*Goal of the exercise*:
From the listing below, pull out every line where the string "Precipitation" appears.

** START OF Exercise data **

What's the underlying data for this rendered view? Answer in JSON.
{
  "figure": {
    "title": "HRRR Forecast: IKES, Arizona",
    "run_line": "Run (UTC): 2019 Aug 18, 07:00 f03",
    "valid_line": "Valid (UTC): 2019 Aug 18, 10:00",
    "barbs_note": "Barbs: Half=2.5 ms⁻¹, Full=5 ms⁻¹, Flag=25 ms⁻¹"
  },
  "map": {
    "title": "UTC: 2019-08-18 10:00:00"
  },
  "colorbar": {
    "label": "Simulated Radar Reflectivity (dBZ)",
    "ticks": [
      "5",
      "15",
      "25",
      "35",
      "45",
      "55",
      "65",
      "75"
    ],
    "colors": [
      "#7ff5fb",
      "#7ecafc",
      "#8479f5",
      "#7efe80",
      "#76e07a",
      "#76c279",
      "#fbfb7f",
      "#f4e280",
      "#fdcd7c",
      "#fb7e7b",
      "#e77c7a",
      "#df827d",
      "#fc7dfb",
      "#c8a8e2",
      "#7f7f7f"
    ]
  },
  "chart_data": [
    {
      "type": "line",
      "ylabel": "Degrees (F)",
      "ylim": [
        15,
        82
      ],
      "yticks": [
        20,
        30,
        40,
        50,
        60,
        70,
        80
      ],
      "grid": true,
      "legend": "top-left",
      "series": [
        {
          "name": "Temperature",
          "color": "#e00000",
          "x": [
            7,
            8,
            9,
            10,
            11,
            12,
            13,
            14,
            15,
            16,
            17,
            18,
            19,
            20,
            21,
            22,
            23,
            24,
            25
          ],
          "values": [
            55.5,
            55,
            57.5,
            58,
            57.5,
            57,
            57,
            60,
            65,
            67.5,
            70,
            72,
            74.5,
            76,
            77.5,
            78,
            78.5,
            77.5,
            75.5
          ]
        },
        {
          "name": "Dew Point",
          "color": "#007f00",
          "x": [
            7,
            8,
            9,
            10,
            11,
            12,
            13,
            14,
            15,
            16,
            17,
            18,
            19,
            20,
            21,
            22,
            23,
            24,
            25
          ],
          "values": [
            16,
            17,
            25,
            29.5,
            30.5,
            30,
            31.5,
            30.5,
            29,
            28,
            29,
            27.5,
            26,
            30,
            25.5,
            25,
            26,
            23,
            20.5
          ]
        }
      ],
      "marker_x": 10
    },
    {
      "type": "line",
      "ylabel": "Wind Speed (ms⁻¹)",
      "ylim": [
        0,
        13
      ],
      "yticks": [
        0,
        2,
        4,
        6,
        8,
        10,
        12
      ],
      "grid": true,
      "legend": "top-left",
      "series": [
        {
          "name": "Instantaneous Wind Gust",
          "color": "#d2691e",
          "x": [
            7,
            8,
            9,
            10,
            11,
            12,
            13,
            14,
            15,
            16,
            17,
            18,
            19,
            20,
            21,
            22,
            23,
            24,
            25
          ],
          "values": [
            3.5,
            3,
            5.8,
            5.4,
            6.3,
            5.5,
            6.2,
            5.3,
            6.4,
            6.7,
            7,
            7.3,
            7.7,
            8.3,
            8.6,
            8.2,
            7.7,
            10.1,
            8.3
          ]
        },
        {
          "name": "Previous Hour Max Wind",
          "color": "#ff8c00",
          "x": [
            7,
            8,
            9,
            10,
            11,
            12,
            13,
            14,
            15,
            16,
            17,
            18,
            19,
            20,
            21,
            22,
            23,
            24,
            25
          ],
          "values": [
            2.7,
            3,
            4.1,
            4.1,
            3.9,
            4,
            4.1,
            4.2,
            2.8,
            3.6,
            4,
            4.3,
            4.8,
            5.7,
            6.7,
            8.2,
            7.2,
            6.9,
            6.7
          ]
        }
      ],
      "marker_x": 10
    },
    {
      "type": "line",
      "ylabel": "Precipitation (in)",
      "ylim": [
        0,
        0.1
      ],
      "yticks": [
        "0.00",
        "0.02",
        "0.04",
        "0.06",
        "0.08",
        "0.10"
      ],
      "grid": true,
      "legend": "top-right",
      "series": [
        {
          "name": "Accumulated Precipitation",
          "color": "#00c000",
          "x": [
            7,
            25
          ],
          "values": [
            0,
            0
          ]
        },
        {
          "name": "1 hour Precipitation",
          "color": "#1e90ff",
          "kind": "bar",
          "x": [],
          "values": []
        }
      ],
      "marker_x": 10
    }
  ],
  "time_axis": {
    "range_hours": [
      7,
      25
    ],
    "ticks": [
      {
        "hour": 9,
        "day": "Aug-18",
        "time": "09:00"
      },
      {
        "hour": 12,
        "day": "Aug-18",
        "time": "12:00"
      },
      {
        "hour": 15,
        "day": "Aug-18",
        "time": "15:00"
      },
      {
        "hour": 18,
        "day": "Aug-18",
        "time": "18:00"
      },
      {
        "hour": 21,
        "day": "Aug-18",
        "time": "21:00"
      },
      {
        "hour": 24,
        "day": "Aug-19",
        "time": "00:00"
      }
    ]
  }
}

** END OF Exercise data **

*Exercise result*:
      "ylabel": "Precipitation (in)",
          "name": "Accumulated Precipitation",
          "name": "1 hour Precipitation",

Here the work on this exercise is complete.